Aim of the task.
Output the records. Match them exactly.

Extracted records:
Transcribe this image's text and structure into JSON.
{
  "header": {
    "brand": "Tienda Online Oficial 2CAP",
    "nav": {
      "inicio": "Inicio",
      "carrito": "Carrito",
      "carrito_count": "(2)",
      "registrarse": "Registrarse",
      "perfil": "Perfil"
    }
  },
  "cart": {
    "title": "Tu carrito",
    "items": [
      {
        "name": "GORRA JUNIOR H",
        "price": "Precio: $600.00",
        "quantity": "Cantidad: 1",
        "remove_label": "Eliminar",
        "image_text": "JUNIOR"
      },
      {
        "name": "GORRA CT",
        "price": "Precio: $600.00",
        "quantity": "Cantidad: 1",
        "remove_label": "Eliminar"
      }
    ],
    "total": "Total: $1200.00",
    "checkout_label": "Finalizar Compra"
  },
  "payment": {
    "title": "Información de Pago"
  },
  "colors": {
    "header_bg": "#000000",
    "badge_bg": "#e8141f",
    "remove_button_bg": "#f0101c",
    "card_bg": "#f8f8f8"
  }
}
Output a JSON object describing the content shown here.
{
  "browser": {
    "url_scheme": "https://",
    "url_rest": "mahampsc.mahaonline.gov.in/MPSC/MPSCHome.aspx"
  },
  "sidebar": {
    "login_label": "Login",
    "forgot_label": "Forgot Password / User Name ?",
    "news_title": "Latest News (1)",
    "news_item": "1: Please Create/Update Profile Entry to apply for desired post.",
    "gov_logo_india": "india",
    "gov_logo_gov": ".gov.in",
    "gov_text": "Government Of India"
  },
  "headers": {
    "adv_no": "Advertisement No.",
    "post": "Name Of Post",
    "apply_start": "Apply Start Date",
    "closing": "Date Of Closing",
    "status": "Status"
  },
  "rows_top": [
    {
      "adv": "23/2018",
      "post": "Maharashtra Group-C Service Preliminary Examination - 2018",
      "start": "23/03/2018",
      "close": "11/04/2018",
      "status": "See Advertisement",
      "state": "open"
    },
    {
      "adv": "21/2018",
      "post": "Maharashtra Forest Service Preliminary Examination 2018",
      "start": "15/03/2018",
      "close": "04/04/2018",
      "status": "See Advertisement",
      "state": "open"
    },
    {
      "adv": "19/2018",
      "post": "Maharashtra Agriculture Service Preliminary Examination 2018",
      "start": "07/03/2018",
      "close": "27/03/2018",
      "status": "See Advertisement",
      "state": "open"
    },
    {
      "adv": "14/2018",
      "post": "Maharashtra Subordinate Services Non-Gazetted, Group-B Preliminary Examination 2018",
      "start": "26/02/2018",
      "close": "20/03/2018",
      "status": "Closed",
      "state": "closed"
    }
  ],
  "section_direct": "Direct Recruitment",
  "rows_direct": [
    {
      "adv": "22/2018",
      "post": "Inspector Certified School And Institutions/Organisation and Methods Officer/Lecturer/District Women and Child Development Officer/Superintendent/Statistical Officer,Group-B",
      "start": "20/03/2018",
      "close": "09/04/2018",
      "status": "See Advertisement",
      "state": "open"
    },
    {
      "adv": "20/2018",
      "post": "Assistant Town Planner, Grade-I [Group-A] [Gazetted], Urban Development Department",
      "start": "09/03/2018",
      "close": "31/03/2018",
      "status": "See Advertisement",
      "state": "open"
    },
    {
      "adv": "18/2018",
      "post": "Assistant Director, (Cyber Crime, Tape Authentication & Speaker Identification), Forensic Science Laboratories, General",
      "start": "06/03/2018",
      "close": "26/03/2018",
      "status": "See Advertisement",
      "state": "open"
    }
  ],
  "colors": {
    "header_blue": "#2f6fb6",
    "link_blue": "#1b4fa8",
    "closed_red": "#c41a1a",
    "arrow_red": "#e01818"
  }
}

The response.
Transcribe this image's text and structure into JSON.
{
  "header": {
    "brand": "Tienda Online Oficial 2CAP",
    "nav": {
      "inicio": "Inicio",
      "carrito": "Carrito",
      "carrito_count": "(2)",
      "registrarse": "Registrarse",
      "perfil": "Perfil"
    }
  },
  "cart": {
    "title": "Tu carrito",
    "items": [
      {
        "name": "GORRA JUNIOR H",
        "price": "Precio: $600.00",
        "quantity": "Cantidad: 1",
        "remove_label": "Eliminar",
        "image_text": "JUNIOR"
      },
      {
        "name": "GORRA CT",
        "price": "Precio: $600.00",
        "quantity": "Cantidad: 1",
        "remove_label": "Eliminar"
      }
    ],
    "total": "Total: $1200.00",
    "checkout_label": "Finalizar Compra"
  },
  "payment": {
    "title": "Información de Pago"
  },
  "colors": {
    "header_bg": "#000000",
    "badge_bg": "#e8141f",
    "remove_button_bg": "#f0101c",
    "card_bg": "#f8f8f8"
  }
}
Output a JSON object describing the content shown here.
{
  "browser": {
    "url_scheme": "https://",
    "url_rest": "mahampsc.mahaonline.gov.in/MPSC/MPSCHome.aspx"
  },
  "sidebar": {
    "login_label": "Login",
    "forgot_label": "Forgot Password / User Name ?",
    "news_title": "Latest News (1)",
    "news_item": "1: Please Create/Update Profile Entry to apply for desired post.",
    "gov_logo_india": "india",
    "gov_logo_gov": ".gov.in",
    "gov_text": "Government Of India"
  },
  "headers": {
    "adv_no": "Advertisement No.",
    "post": "Name Of Post",
    "apply_start": "Apply Start Date",
    "closing": "Date Of Closing",
    "status": "Status"
  },
  "rows_top": [
    {
      "adv": "23/2018",
      "post": "Maharashtra Group-C Service Preliminary Examination - 2018",
      "start": "23/03/2018",
      "close": "11/04/2018",
      "status": "See Advertisement",
      "state": "open"
    },
    {
      "adv": "21/2018",
      "post": "Maharashtra Forest Service Preliminary Examination 2018",
      "start": "15/03/2018",
      "close": "04/04/2018",
      "status": "See Advertisement",
      "state": "open"
    },
    {
      "adv": "19/2018",
      "post": "Maharashtra Agriculture Service Preliminary Examination 2018",
      "start": "07/03/2018",
      "close": "27/03/2018",
      "status": "See Advertisement",
      "state": "open"
    },
    {
      "adv": "14/2018",
      "post": "Maharashtra Subordinate Services Non-Gazetted, Group-B Preliminary Examination 2018",
      "start": "26/02/2018",
      "close": "20/03/2018",
      "status": "Closed",
      "state": "closed"
    }
  ],
  "section_direct": "Direct Recruitment",
  "rows_direct": [
    {
      "adv": "22/2018",
      "post": "Inspector Certified School And Institutions/Organisation and Methods Officer/Lecturer/District Women and Child Development Officer/Superintendent/Statistical Officer,Group-B",
      "start": "20/03/2018",
      "close": "09/04/2018",
      "status": "See Advertisement",
      "state": "open"
    },
    {
      "adv": "20/2018",
      "post": "Assistant Town Planner, Grade-I [Group-A] [Gazetted], Urban Development Department",
      "start": "09/03/2018",
      "close": "31/03/2018",
      "status": "See Advertisement",
      "state": "open"
    },
    {
      "adv": "18/2018",
      "post": "Assistant Director, (Cyber Crime, Tape Authentication & Speaker Identification), Forensic Science Laboratories, General",
      "start": "06/03/2018",
      "close": "26/03/2018",
      "status": "See Advertisement",
      "state": "open"
    }
  ],
  "colors": {
    "header_blue": "#2f6fb6",
    "link_blue": "#1b4fa8",
    "closed_red": "#c41a1a",
    "arrow_red": "#e01818"
  }
}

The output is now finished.